## OBJECTIVE
Filter this data down to the lines that hold "grid", and copy them.
>> start GIVEN DATA
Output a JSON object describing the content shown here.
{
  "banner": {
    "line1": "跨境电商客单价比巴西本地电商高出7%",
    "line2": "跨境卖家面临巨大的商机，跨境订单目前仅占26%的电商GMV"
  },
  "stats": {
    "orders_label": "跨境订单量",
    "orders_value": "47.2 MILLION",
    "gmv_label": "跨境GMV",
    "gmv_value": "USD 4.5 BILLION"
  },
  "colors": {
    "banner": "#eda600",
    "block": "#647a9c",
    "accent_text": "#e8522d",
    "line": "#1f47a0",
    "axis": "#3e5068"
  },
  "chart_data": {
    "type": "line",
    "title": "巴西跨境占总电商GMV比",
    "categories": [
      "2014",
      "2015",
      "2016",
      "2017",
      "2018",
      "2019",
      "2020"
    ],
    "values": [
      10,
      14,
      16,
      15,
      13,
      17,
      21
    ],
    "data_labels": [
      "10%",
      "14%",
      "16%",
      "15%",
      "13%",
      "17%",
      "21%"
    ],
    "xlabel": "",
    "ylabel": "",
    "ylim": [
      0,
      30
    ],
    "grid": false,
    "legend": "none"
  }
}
>> end GIVEN DATA
>> start GIVEN DATA
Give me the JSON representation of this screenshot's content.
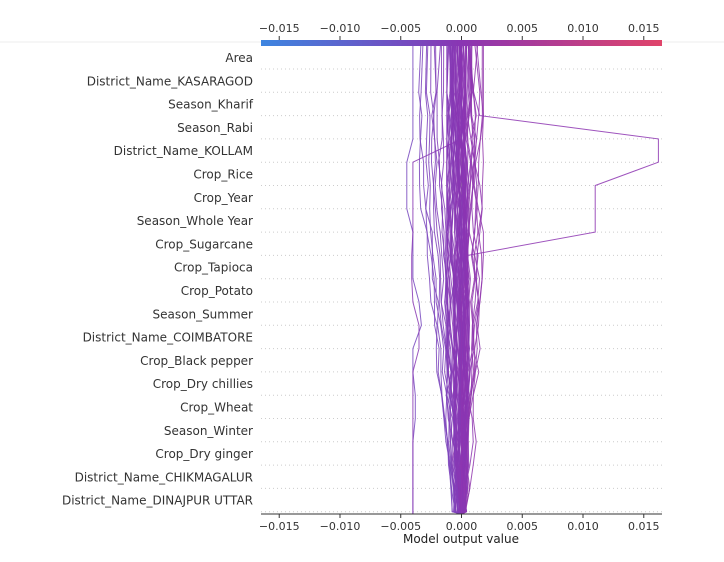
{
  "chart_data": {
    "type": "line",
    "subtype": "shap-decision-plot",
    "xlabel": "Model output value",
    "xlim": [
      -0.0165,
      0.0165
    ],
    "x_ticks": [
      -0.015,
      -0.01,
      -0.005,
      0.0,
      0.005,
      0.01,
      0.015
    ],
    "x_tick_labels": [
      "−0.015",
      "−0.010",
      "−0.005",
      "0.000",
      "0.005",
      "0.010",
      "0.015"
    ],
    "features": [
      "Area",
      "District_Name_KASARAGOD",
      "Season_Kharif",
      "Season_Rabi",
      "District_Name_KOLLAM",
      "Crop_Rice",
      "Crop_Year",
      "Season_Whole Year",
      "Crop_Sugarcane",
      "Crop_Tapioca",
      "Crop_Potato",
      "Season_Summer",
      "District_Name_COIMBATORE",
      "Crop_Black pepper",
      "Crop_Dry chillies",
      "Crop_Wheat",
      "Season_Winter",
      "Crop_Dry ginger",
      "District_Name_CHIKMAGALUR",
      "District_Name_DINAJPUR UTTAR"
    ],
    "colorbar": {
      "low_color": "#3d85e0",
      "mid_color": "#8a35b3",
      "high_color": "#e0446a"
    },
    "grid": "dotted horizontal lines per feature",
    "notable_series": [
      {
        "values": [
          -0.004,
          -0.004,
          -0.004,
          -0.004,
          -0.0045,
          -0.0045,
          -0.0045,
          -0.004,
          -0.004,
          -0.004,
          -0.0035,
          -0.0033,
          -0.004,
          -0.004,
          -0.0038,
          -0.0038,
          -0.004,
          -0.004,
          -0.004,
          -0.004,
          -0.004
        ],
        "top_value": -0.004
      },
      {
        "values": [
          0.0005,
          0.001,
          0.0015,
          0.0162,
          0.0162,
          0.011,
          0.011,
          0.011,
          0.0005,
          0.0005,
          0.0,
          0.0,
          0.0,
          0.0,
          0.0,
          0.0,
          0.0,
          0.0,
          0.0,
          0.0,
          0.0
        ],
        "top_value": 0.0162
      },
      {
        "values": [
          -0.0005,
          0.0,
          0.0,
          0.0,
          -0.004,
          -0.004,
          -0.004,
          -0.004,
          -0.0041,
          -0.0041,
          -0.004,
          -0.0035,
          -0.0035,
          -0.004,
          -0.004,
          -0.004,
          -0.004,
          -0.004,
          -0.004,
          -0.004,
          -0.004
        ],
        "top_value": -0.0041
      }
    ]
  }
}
>> end GIVEN DATA
## THE RESULT
    "grid": false,
    "grid": "dotted horizontal lines per feature",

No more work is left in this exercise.